A block of data:
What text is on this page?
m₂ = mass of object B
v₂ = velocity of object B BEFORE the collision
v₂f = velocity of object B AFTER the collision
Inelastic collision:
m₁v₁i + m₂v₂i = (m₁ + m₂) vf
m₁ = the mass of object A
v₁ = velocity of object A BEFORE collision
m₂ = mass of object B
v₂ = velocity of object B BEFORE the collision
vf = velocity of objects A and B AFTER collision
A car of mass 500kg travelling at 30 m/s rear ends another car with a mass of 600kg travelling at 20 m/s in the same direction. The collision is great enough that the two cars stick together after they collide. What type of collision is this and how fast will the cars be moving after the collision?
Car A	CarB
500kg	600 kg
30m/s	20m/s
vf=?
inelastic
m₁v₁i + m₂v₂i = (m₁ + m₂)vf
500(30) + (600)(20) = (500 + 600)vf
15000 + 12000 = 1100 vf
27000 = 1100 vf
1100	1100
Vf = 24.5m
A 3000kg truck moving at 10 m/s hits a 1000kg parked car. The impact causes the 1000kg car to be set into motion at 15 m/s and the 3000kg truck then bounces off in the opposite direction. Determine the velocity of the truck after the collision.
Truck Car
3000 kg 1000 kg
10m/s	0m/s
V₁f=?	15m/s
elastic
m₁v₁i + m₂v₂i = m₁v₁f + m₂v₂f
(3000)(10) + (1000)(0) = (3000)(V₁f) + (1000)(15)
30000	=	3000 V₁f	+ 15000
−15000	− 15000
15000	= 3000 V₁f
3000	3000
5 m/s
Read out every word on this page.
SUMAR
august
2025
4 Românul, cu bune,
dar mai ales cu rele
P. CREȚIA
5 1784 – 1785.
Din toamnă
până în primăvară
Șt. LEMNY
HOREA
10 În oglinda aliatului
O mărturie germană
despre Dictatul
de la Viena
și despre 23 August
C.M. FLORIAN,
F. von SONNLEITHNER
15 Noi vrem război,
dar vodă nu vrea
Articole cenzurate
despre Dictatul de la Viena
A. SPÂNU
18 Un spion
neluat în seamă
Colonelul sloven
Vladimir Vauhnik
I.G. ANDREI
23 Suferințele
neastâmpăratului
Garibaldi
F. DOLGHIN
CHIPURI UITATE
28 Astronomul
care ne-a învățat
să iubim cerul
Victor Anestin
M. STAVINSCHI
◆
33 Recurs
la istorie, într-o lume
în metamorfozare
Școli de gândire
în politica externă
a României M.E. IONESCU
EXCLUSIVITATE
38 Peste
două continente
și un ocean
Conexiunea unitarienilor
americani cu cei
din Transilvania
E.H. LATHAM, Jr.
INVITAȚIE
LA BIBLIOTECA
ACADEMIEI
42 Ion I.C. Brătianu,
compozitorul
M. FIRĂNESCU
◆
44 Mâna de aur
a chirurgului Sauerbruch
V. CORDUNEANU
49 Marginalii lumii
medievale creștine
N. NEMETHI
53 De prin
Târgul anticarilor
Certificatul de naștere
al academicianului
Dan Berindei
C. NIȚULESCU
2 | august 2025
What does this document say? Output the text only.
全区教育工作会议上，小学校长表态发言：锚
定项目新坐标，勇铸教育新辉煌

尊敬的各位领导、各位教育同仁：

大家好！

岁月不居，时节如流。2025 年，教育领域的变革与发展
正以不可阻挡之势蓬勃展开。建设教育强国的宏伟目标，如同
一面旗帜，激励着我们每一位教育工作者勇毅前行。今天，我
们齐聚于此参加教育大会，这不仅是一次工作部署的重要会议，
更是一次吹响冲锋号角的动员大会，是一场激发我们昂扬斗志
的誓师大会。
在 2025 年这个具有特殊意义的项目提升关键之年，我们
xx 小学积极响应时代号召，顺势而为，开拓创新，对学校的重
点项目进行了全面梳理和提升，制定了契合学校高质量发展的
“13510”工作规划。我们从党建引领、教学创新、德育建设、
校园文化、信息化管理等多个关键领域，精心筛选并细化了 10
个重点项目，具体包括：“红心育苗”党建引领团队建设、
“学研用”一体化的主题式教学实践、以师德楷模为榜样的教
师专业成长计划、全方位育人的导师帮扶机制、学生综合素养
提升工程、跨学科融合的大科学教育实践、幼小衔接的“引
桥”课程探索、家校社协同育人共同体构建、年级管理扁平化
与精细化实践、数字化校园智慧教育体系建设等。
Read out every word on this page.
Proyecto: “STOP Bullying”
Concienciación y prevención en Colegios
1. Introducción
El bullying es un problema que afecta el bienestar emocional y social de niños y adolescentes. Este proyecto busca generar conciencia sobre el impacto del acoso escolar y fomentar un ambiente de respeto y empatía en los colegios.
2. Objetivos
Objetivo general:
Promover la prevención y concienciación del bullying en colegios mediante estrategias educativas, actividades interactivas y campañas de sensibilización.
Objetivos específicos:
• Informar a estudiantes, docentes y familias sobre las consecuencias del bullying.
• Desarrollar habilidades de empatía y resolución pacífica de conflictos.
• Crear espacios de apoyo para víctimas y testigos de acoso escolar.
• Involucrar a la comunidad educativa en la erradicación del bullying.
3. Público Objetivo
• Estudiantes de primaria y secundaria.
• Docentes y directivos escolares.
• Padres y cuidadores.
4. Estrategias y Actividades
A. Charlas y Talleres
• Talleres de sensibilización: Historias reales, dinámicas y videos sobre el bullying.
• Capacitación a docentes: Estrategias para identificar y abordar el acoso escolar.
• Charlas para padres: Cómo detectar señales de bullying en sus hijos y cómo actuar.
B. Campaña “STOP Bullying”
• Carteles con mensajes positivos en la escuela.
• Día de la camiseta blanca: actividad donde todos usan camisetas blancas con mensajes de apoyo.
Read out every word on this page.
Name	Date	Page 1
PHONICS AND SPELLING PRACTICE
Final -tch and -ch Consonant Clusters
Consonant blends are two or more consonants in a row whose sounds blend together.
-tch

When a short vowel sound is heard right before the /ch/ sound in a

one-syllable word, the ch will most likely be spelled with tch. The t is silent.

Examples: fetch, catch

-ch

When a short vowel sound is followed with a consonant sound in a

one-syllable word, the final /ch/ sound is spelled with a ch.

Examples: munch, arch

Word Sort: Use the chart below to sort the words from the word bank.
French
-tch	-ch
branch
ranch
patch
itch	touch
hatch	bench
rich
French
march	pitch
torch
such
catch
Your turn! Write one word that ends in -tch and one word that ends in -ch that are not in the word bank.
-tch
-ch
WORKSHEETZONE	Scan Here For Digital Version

- [Directive]: Search the records for the word "prevención" and copy every line where it occurs.

- [The response]:
Concienciación y prevención en Colegios
Promover la prevención y concienciación del bullying en colegios mediante estrategias educativas, actividades interactivas y campañas de sensibilización.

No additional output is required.